=== The problem ===
Write the material out again, line by line, exactly as it is.

---------- Data for processing

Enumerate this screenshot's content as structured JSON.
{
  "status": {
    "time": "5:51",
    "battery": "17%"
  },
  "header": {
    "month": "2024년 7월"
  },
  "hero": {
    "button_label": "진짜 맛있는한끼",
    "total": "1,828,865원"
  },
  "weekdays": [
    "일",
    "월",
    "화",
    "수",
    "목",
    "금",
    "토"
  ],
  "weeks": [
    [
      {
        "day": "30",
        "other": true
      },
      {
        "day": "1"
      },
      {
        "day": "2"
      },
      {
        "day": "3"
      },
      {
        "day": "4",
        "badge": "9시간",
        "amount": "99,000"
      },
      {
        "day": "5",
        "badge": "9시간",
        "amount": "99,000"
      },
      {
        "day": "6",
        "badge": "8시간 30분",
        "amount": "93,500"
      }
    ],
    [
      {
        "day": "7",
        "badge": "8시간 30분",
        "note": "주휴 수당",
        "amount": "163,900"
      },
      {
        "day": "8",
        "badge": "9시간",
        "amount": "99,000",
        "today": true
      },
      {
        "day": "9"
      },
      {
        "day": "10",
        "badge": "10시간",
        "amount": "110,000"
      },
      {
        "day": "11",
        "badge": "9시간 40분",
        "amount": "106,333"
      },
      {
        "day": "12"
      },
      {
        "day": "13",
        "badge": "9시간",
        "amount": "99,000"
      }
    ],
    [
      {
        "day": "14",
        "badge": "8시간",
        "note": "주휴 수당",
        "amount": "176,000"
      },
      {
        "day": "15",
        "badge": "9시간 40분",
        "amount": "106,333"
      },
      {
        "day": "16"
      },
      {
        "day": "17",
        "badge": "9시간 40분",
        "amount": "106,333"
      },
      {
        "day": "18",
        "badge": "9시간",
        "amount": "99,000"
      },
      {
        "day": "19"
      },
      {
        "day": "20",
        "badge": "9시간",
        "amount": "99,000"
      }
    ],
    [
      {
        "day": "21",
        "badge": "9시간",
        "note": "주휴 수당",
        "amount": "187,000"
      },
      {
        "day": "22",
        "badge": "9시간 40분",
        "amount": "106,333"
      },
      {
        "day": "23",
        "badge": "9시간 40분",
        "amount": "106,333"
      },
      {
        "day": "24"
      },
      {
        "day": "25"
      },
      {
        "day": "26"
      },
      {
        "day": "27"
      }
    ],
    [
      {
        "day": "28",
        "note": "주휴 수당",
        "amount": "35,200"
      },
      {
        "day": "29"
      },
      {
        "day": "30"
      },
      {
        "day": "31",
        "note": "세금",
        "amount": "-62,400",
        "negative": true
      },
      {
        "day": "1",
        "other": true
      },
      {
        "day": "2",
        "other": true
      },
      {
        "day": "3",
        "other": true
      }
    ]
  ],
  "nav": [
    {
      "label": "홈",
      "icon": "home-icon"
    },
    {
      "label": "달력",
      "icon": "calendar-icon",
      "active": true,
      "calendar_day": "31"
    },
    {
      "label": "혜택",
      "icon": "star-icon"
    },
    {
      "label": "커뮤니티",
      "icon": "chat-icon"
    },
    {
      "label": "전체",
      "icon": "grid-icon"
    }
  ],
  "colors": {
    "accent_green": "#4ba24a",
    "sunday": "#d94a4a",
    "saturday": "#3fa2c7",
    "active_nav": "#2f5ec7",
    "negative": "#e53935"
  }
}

--------------------

=== Answer to the task ===
Enumerate this screenshot's content as structured JSON.
{
  "status": {
    "time": "5:51",
    "battery": "17%"
  },
  "header": {
    "month": "2024년 7월"
  },
  "hero": {
    "button_label": "진짜 맛있는한끼",
    "total": "1,828,865원"
  },
  "weekdays": [
    "일",
    "월",
    "화",
    "수",
    "목",
    "금",
    "토"
  ],
  "weeks": [
    [
      {
        "day": "30",
        "other": true
      },
      {
        "day": "1"
      },
      {
        "day": "2"
      },
      {
        "day": "3"
      },
      {
        "day": "4",
        "badge": "9시간",
        "amount": "99,000"
      },
      {
        "day": "5",
        "badge": "9시간",
        "amount": "99,000"
      },
      {
        "day": "6",
        "badge": "8시간 30분",
        "amount": "93,500"
      }
    ],
    [
      {
        "day": "7",
        "badge": "8시간 30분",
        "note": "주휴 수당",
        "amount": "163,900"
      },
      {
        "day": "8",
        "badge": "9시간",
        "amount": "99,000",
        "today": true
      },
      {
        "day": "9"
      },
      {
        "day": "10",
        "badge": "10시간",
        "amount": "110,000"
      },
      {
        "day": "11",
        "badge": "9시간 40분",
        "amount": "106,333"
      },
      {
        "day": "12"
      },
      {
        "day": "13",
        "badge": "9시간",
        "amount": "99,000"
      }
    ],
    [
      {
        "day": "14",
        "badge": "8시간",
        "note": "주휴 수당",
        "amount": "176,000"
      },
      {
        "day": "15",
        "badge": "9시간 40분",
        "amount": "106,333"
      },
      {
        "day": "16"
      },
      {
        "day": "17",
        "badge": "9시간 40분",
        "amount": "106,333"
      },
      {
        "day": "18",
        "badge": "9시간",
        "amount": "99,000"
      },
      {
        "day": "19"
      },
      {
        "day": "20",
        "badge": "9시간",
        "amount": "99,000"
      }
    ],
    [
      {
        "day": "21",
        "badge": "9시간",
        "note": "주휴 수당",
        "amount": "187,000"
      },
      {
        "day": "22",
        "badge": "9시간 40분",
        "amount": "106,333"
      },
      {
        "day": "23",
        "badge": "9시간 40분",
        "amount": "106,333"
      },
      {
        "day": "24"
      },
      {
        "day": "25"
      },
      {
        "day": "26"
      },
      {
        "day": "27"
      }
    ],
    [
      {
        "day": "28",
        "note": "주휴 수당",
        "amount": "35,200"
      },
      {
        "day": "29"
      },
      {
        "day": "30"
      },
      {
        "day": "31",
        "note": "세금",
        "amount": "-62,400",
        "negative": true
      },
      {
        "day": "1",
        "other": true
      },
      {
        "day": "2",
        "other": true
      },
      {
        "day": "3",
        "other": true
      }
    ]
  ],
  "nav": [
    {
      "label": "홈",
      "icon": "home-icon"
    },
    {
      "label": "달력",
      "icon": "calendar-icon",
      "active": true,
      "calendar_day": "31"
    },
    {
      "label": "혜택",
      "icon": "star-icon"
    },
    {
      "label": "커뮤니티",
      "icon": "chat-icon"
    },
    {
      "label": "전체",
      "icon": "grid-icon"
    }
  ],
  "colors": {
    "accent_green": "#4ba24a",
    "sunday": "#d94a4a",
    "saturday": "#3fa2c7",
    "active_nav": "#2f5ec7",
    "negative": "#e53935"
  }
}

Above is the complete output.